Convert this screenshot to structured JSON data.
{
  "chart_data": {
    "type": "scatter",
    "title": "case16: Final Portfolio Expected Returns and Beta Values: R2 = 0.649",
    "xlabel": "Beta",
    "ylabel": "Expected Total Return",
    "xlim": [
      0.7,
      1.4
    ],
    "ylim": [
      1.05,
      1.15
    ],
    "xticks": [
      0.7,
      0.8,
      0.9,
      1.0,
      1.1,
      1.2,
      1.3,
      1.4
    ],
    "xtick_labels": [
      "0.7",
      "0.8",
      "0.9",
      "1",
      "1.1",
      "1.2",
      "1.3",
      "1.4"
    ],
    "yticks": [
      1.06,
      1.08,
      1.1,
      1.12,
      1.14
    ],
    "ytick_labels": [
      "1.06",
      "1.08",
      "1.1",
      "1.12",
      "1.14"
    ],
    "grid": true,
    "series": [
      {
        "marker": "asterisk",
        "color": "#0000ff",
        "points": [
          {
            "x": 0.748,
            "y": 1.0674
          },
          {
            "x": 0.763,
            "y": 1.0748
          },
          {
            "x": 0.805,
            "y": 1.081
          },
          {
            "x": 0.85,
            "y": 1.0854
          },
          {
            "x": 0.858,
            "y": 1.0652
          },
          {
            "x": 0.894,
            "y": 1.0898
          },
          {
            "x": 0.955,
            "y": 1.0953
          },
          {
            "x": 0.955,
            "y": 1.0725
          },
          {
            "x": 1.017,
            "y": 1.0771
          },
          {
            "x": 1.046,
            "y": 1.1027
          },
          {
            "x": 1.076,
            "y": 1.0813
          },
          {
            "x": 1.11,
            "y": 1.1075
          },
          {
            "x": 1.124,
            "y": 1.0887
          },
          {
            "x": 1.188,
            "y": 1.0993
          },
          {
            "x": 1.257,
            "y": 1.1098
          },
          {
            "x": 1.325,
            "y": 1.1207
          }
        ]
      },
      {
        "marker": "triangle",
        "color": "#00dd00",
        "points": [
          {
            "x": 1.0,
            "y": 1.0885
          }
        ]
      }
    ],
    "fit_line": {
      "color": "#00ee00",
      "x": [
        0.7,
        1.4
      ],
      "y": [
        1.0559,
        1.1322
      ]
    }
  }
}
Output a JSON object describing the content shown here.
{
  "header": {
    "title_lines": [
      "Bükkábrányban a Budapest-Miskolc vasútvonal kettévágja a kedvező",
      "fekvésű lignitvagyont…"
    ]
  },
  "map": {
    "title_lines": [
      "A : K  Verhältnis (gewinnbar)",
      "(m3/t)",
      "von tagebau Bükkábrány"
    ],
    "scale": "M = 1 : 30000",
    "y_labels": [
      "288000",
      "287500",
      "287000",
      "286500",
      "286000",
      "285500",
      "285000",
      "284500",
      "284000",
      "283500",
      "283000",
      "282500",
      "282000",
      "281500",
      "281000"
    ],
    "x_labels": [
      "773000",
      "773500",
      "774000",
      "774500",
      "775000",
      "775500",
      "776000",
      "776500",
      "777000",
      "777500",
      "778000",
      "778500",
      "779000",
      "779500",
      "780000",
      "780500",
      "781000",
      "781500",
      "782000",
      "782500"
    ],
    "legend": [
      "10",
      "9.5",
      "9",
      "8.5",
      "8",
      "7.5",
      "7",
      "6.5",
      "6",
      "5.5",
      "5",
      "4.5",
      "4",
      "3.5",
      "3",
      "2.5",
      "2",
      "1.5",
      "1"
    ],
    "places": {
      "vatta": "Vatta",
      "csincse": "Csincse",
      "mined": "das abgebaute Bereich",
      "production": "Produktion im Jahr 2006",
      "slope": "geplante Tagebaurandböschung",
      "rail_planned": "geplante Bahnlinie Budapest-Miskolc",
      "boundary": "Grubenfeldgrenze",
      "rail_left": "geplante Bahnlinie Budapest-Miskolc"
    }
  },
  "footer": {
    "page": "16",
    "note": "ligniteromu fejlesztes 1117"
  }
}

==*==

▶ [GOAL OF THE EXERCISE] Print out every entry, keeping each one exact.

▶ [ANSWER IN FULL]
Convert this screenshot to structured JSON data.
{
  "chart_data": {
    "type": "scatter",
    "title": "case16: Final Portfolio Expected Returns and Beta Values: R2 = 0.649",
    "xlabel": "Beta",
    "ylabel": "Expected Total Return",
    "xlim": [
      0.7,
      1.4
    ],
    "ylim": [
      1.05,
      1.15
    ],
    "xticks": [
      0.7,
      0.8,
      0.9,
      1.0,
      1.1,
      1.2,
      1.3,
      1.4
    ],
    "xtick_labels": [
      "0.7",
      "0.8",
      "0.9",
      "1",
      "1.1",
      "1.2",
      "1.3",
      "1.4"
    ],
    "yticks": [
      1.06,
      1.08,
      1.1,
      1.12,
      1.14
    ],
    "ytick_labels": [
      "1.06",
      "1.08",
      "1.1",
      "1.12",
      "1.14"
    ],
    "grid": true,
    "series": [
      {
        "marker": "asterisk",
        "color": "#0000ff",
        "points": [
          {
            "x": 0.748,
            "y": 1.0674
          },
          {
            "x": 0.763,
            "y": 1.0748
          },
          {
            "x": 0.805,
            "y": 1.081
          },
          {
            "x": 0.85,
            "y": 1.0854
          },
          {
            "x": 0.858,
            "y": 1.0652
          },
          {
            "x": 0.894,
            "y": 1.0898
          },
          {
            "x": 0.955,
            "y": 1.0953
          },
          {
            "x": 0.955,
            "y": 1.0725
          },
          {
            "x": 1.017,
            "y": 1.0771
          },
          {
            "x": 1.046,
            "y": 1.1027
          },
          {
            "x": 1.076,
            "y": 1.0813
          },
          {
            "x": 1.11,
            "y": 1.1075
          },
          {
            "x": 1.124,
            "y": 1.0887
          },
          {
            "x": 1.188,
            "y": 1.0993
          },
          {
            "x": 1.257,
            "y": 1.1098
          },
          {
            "x": 1.325,
            "y": 1.1207
          }
        ]
      },
      {
        "marker": "triangle",
        "color": "#00dd00",
        "points": [
          {
            "x": 1.0,
            "y": 1.0885
          }
        ]
      }
    ],
    "fit_line": {
      "color": "#00ee00",
      "x": [
        0.7,
        1.4
      ],
      "y": [
        1.0559,
        1.1322
      ]
    }
  }
}
Output a JSON object describing the content shown here.
{
  "header": {
    "title_lines": [
      "Bükkábrányban a Budapest-Miskolc vasútvonal kettévágja a kedvező",
      "fekvésű lignitvagyont…"
    ]
  },
  "map": {
    "title_lines": [
      "A : K  Verhältnis (gewinnbar)",
      "(m3/t)",
      "von tagebau Bükkábrány"
    ],
    "scale": "M = 1 : 30000",
    "y_labels": [
      "288000",
      "287500",
      "287000",
      "286500",
      "286000",
      "285500",
      "285000",
      "284500",
      "284000",
      "283500",
      "283000",
      "282500",
      "282000",
      "281500",
      "281000"
    ],
    "x_labels": [
      "773000",
      "773500",
      "774000",
      "774500",
      "775000",
      "775500",
      "776000",
      "776500",
      "777000",
      "777500",
      "778000",
      "778500",
      "779000",
      "779500",
      "780000",
      "780500",
      "781000",
      "781500",
      "782000",
      "782500"
    ],
    "legend": [
      "10",
      "9.5",
      "9",
      "8.5",
      "8",
      "7.5",
      "7",
      "6.5",
      "6",
      "5.5",
      "5",
      "4.5",
      "4",
      "3.5",
      "3",
      "2.5",
      "2",
      "1.5",
      "1"
    ],
    "places": {
      "vatta": "Vatta",
      "csincse": "Csincse",
      "mined": "das abgebaute Bereich",
      "production": "Produktion im Jahr 2006",
      "slope": "geplante Tagebaurandböschung",
      "rail_planned": "geplante Bahnlinie Budapest-Miskolc",
      "boundary": "Grubenfeldgrenze",
      "rail_left": "geplante Bahnlinie Budapest-Miskolc"
    }
  },
  "footer": {
    "page": "16",
    "note": "ligniteromu fejlesztes 1117"
  }
}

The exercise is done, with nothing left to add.